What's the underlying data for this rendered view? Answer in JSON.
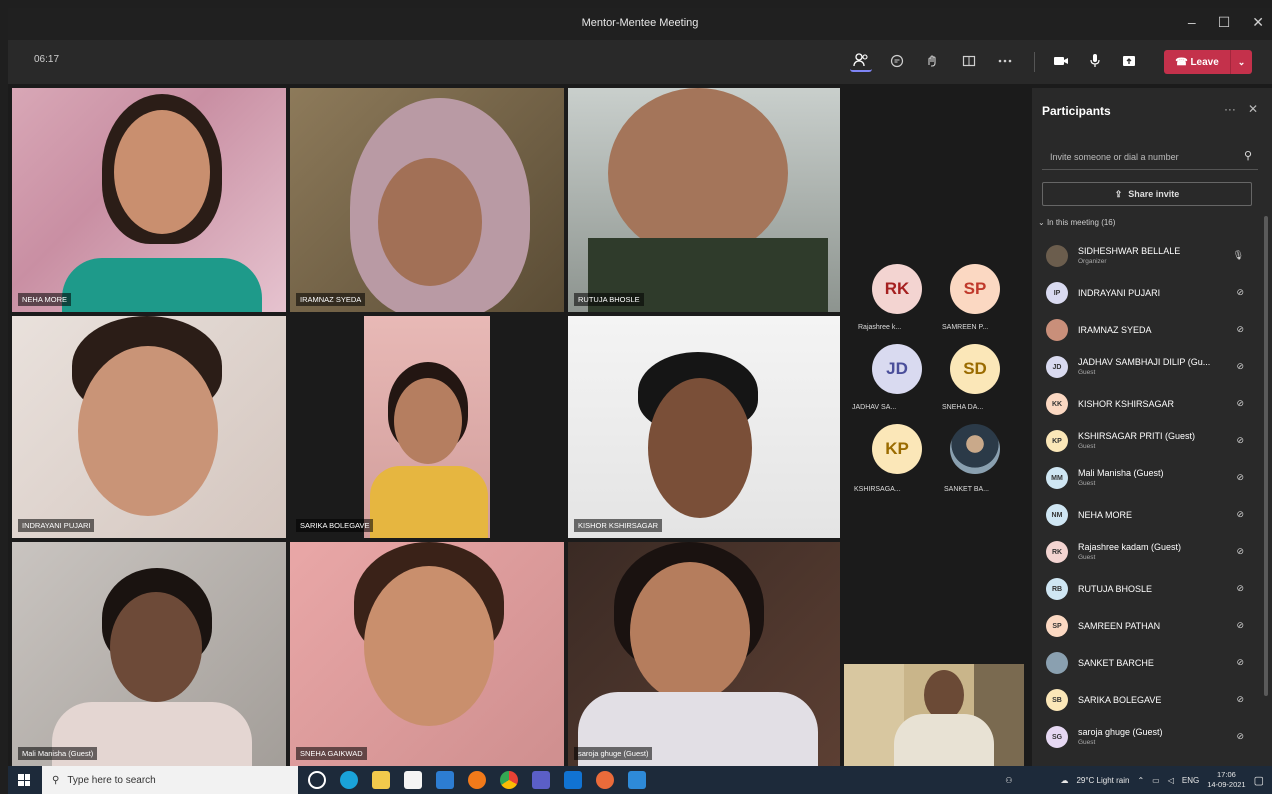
{
  "window": {
    "title": "Mentor-Mentee Meeting",
    "min": "–",
    "max": "☐",
    "close": "✕"
  },
  "toolbar": {
    "timer": "06:17",
    "leave_label": "Leave"
  },
  "tiles": [
    {
      "name": "NEHA MORE"
    },
    {
      "name": "IRAMNAZ SYEDA"
    },
    {
      "name": "RUTUJA BHOSLE"
    },
    {
      "name": "INDRAYANI PUJARI"
    },
    {
      "name": "SARIKA BOLEGAVE"
    },
    {
      "name": "KISHOR KSHIRSAGAR"
    },
    {
      "name": "Mali Manisha (Guest)"
    },
    {
      "name": "SNEHA GAIKWAD"
    },
    {
      "name": "saroja ghuge (Guest)"
    }
  ],
  "avatars": [
    {
      "initials": "RK",
      "name": "Rajashree k...",
      "color": "#f3d4d1",
      "text": "#a52020"
    },
    {
      "initials": "SP",
      "name": "SAMREEN P...",
      "color": "#fbd8c2",
      "text": "#c0392b"
    },
    {
      "initials": "JD",
      "name": "JADHAV SA...",
      "color": "#d9daf0",
      "text": "#4a4e9a"
    },
    {
      "initials": "SD",
      "name": "SNEHA DA...",
      "color": "#fbe7b8",
      "text": "#9a6b00"
    },
    {
      "initials": "KP",
      "name": "KSHIRSAGA...",
      "color": "#fbe7b8",
      "text": "#9a6b00"
    },
    {
      "initials": "",
      "name": "SANKET BA...",
      "color": "#8aa0b0",
      "text": "#fff"
    }
  ],
  "participants_panel": {
    "title": "Participants",
    "invite_placeholder": "Invite someone or dial a number",
    "share_label": "Share invite",
    "section_label": "In this meeting (16)",
    "people": [
      {
        "initials": "",
        "name": "SIDHESHWAR BELLALE",
        "role": "Organizer",
        "color": "#6b5d4d"
      },
      {
        "initials": "IP",
        "name": "INDRAYANI PUJARI",
        "role": "",
        "color": "#d9daf0"
      },
      {
        "initials": "",
        "name": "IRAMNAZ SYEDA",
        "role": "",
        "color": "#c98f7a"
      },
      {
        "initials": "JD",
        "name": "JADHAV SAMBHAJI DILIP (Gu...",
        "role": "Guest",
        "color": "#d9daf0"
      },
      {
        "initials": "KK",
        "name": "KISHOR KSHIRSAGAR",
        "role": "",
        "color": "#fbd8c2"
      },
      {
        "initials": "KP",
        "name": "KSHIRSAGAR PRITI (Guest)",
        "role": "Guest",
        "color": "#fbe7b8"
      },
      {
        "initials": "MM",
        "name": "Mali Manisha (Guest)",
        "role": "Guest",
        "color": "#cfe6f3"
      },
      {
        "initials": "NM",
        "name": "NEHA MORE",
        "role": "",
        "color": "#cfe6f3"
      },
      {
        "initials": "RK",
        "name": "Rajashree kadam (Guest)",
        "role": "Guest",
        "color": "#f3d4d1"
      },
      {
        "initials": "RB",
        "name": "RUTUJA BHOSLE",
        "role": "",
        "color": "#cfe6f3"
      },
      {
        "initials": "SP",
        "name": "SAMREEN PATHAN",
        "role": "",
        "color": "#fbd8c2"
      },
      {
        "initials": "",
        "name": "SANKET BARCHE",
        "role": "",
        "color": "#8aa0b0"
      },
      {
        "initials": "SB",
        "name": "SARIKA BOLEGAVE",
        "role": "",
        "color": "#fbe7b8"
      },
      {
        "initials": "SG",
        "name": "saroja ghuge (Guest)",
        "role": "Guest",
        "color": "#e6d8f3"
      }
    ]
  },
  "taskbar": {
    "search_placeholder": "Type here to search",
    "weather": "29°C Light rain",
    "lang": "ENG",
    "time": "17:06",
    "date": "14-09-2021"
  }
}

· · · · ·

# AIM:
Without the pictures, repeat the listing above exactly.

# THE RESULT:
What's the underlying data for this rendered view? Answer in JSON.
{
  "window": {
    "title": "Mentor-Mentee Meeting",
    "min": "–",
    "max": "☐",
    "close": "✕"
  },
  "toolbar": {
    "timer": "06:17",
    "leave_label": "Leave"
  },
  "tiles": [
    {
      "name": "NEHA MORE"
    },
    {
      "name": "IRAMNAZ SYEDA"
    },
    {
      "name": "RUTUJA BHOSLE"
    },
    {
      "name": "INDRAYANI PUJARI"
    },
    {
      "name": "SARIKA BOLEGAVE"
    },
    {
      "name": "KISHOR KSHIRSAGAR"
    },
    {
      "name": "Mali Manisha (Guest)"
    },
    {
      "name": "SNEHA GAIKWAD"
    },
    {
      "name": "saroja ghuge (Guest)"
    }
  ],
  "avatars": [
    {
      "initials": "RK",
      "name": "Rajashree k...",
      "color": "#f3d4d1",
      "text": "#a52020"
    },
    {
      "initials": "SP",
      "name": "SAMREEN P...",
      "color": "#fbd8c2",
      "text": "#c0392b"
    },
    {
      "initials": "JD",
      "name": "JADHAV SA...",
      "color": "#d9daf0",
      "text": "#4a4e9a"
    },
    {
      "initials": "SD",
      "name": "SNEHA DA...",
      "color": "#fbe7b8",
      "text": "#9a6b00"
    },
    {
      "initials": "KP",
      "name": "KSHIRSAGA...",
      "color": "#fbe7b8",
      "text": "#9a6b00"
    },
    {
      "initials": "",
      "name": "SANKET BA...",
      "color": "#8aa0b0",
      "text": "#fff"
    }
  ],
  "participants_panel": {
    "title": "Participants",
    "invite_placeholder": "Invite someone or dial a number",
    "share_label": "Share invite",
    "section_label": "In this meeting (16)",
    "people": [
      {
        "initials": "",
        "name": "SIDHESHWAR BELLALE",
        "role": "Organizer",
        "color": "#6b5d4d"
      },
      {
        "initials": "IP",
        "name": "INDRAYANI PUJARI",
        "role": "",
        "color": "#d9daf0"
      },
      {
        "initials": "",
        "name": "IRAMNAZ SYEDA",
        "role": "",
        "color": "#c98f7a"
      },
      {
        "initials": "JD",
        "name": "JADHAV SAMBHAJI DILIP (Gu...",
        "role": "Guest",
        "color": "#d9daf0"
      },
      {
        "initials": "KK",
        "name": "KISHOR KSHIRSAGAR",
        "role": "",
        "color": "#fbd8c2"
      },
      {
        "initials": "KP",
        "name": "KSHIRSAGAR PRITI (Guest)",
        "role": "Guest",
        "color": "#fbe7b8"
      },
      {
        "initials": "MM",
        "name": "Mali Manisha (Guest)",
        "role": "Guest",
        "color": "#cfe6f3"
      },
      {
        "initials": "NM",
        "name": "NEHA MORE",
        "role": "",
        "color": "#cfe6f3"
      },
      {
        "initials": "RK",
        "name": "Rajashree kadam (Guest)",
        "role": "Guest",
        "color": "#f3d4d1"
      },
      {
        "initials": "RB",
        "name": "RUTUJA BHOSLE",
        "role": "",
        "color": "#cfe6f3"
      },
      {
        "initials": "SP",
        "name": "SAMREEN PATHAN",
        "role": "",
        "color": "#fbd8c2"
      },
      {
        "initials": "",
        "name": "SANKET BARCHE",
        "role": "",
        "color": "#8aa0b0"
      },
      {
        "initials": "SB",
        "name": "SARIKA BOLEGAVE",
        "role": "",
        "color": "#fbe7b8"
      },
      {
        "initials": "SG",
        "name": "saroja ghuge (Guest)",
        "role": "Guest",
        "color": "#e6d8f3"
      }
    ]
  },
  "taskbar": {
    "search_placeholder": "Type here to search",
    "weather": "29°C Light rain",
    "lang": "ENG",
    "time": "17:06",
    "date": "14-09-2021"
  }
}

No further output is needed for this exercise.